## start Record excerpts

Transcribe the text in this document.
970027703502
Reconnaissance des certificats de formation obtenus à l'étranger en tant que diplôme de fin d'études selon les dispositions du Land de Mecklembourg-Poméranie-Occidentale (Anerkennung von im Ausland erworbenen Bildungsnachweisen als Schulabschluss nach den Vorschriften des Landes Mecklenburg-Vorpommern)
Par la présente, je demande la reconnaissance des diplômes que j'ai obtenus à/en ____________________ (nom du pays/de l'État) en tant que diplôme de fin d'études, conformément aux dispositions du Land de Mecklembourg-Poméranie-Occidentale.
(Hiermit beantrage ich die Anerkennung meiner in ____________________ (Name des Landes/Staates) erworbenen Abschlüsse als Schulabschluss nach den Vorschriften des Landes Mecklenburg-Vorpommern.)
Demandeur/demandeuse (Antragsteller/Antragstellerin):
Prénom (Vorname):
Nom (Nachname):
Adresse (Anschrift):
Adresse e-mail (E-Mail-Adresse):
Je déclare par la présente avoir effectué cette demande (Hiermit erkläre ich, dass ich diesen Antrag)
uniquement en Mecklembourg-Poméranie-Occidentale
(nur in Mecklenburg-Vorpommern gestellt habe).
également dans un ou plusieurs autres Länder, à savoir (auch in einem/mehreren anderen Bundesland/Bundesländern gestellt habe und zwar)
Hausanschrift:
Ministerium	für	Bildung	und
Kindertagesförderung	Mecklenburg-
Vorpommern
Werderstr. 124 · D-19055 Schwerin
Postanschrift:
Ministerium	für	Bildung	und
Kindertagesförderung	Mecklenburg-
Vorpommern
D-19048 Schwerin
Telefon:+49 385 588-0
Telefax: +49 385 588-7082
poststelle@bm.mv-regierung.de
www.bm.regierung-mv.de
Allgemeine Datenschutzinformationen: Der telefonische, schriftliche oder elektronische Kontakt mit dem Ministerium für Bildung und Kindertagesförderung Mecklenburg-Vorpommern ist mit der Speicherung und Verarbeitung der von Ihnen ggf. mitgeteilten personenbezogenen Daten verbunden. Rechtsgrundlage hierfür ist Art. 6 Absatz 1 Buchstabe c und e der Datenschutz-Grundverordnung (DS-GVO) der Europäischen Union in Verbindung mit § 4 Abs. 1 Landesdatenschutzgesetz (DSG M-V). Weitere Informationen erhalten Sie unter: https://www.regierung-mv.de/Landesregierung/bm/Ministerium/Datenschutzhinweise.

## end Record excerpts

Copy all of the data exactly.

Transcribe the text in this document.
970027703502
Reconnaissance des certificats de formation obtenus à l'étranger en tant que diplôme de fin d'études selon les dispositions du Land de Mecklembourg-Poméranie-Occidentale (Anerkennung von im Ausland erworbenen Bildungsnachweisen als Schulabschluss nach den Vorschriften des Landes Mecklenburg-Vorpommern)
Par la présente, je demande la reconnaissance des diplômes que j'ai obtenus à/en ____________________ (nom du pays/de l'État) en tant que diplôme de fin d'études, conformément aux dispositions du Land de Mecklembourg-Poméranie-Occidentale.
(Hiermit beantrage ich die Anerkennung meiner in ____________________ (Name des Landes/Staates) erworbenen Abschlüsse als Schulabschluss nach den Vorschriften des Landes Mecklenburg-Vorpommern.)
Demandeur/demandeuse (Antragsteller/Antragstellerin):
Prénom (Vorname):
Nom (Nachname):
Adresse (Anschrift):
Adresse e-mail (E-Mail-Adresse):
Je déclare par la présente avoir effectué cette demande (Hiermit erkläre ich, dass ich diesen Antrag)
uniquement en Mecklembourg-Poméranie-Occidentale
(nur in Mecklenburg-Vorpommern gestellt habe).
également dans un ou plusieurs autres Länder, à savoir (auch in einem/mehreren anderen Bundesland/Bundesländern gestellt habe und zwar)
Hausanschrift:
Ministerium	für	Bildung	und
Kindertagesförderung	Mecklenburg-
Vorpommern
Werderstr. 124 · D-19055 Schwerin
Postanschrift:
Ministerium	für	Bildung	und
Kindertagesförderung	Mecklenburg-
Vorpommern
D-19048 Schwerin
Telefon:+49 385 588-0
Telefax: +49 385 588-7082
poststelle@bm.mv-regierung.de
www.bm.regierung-mv.de
Allgemeine Datenschutzinformationen: Der telefonische, schriftliche oder elektronische Kontakt mit dem Ministerium für Bildung und Kindertagesförderung Mecklenburg-Vorpommern ist mit der Speicherung und Verarbeitung der von Ihnen ggf. mitgeteilten personenbezogenen Daten verbunden. Rechtsgrundlage hierfür ist Art. 6 Absatz 1 Buchstabe c und e der Datenschutz-Grundverordnung (DS-GVO) der Europäischen Union in Verbindung mit § 4 Abs. 1 Landesdatenschutzgesetz (DSG M-V). Weitere Informationen erhalten Sie unter: https://www.regierung-mv.de/Landesregierung/bm/Ministerium/Datenschutzhinweise.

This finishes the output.